■ Work instructions: Please print the data shown below without any alteration.

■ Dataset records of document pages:
*** Block opens ***

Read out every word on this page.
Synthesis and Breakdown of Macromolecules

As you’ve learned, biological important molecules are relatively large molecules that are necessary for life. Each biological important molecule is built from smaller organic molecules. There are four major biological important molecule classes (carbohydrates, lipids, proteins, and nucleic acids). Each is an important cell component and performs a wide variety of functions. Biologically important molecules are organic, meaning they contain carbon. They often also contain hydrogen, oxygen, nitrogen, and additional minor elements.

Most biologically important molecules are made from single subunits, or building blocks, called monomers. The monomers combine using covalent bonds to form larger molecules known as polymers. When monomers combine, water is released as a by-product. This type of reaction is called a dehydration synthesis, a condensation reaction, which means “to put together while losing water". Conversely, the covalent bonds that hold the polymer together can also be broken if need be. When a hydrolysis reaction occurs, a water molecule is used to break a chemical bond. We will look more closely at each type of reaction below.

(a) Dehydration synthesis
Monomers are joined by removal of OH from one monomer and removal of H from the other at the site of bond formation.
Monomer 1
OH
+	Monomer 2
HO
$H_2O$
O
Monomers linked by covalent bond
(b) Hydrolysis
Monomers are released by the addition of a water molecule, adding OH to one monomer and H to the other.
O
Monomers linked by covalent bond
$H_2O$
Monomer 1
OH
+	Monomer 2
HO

*** Block closes ***

■ Task output:
Read out every word on this page.
Synthesis and Breakdown of Macromolecules

As you’ve learned, biological important molecules are relatively large molecules that are necessary for life. Each biological important molecule is built from smaller organic molecules. There are four major biological important molecule classes (carbohydrates, lipids, proteins, and nucleic acids). Each is an important cell component and performs a wide variety of functions. Biologically important molecules are organic, meaning they contain carbon. They often also contain hydrogen, oxygen, nitrogen, and additional minor elements.

Most biologically important molecules are made from single subunits, or building blocks, called monomers. The monomers combine using covalent bonds to form larger molecules known as polymers. When monomers combine, water is released as a by-product. This type of reaction is called a dehydration synthesis, a condensation reaction, which means “to put together while losing water". Conversely, the covalent bonds that hold the polymer together can also be broken if need be. When a hydrolysis reaction occurs, a water molecule is used to break a chemical bond. We will look more closely at each type of reaction below.

(a) Dehydration synthesis
Monomers are joined by removal of OH from one monomer and removal of H from the other at the site of bond formation.
Monomer 1
OH
+	Monomer 2
HO
$H_2O$
O
Monomers linked by covalent bond
(b) Hydrolysis
Monomers are released by the addition of a water molecule, adding OH to one monomer and H to the other.
O
Monomers linked by covalent bond
$H_2O$
Monomer 1
OH
+	Monomer 2
HO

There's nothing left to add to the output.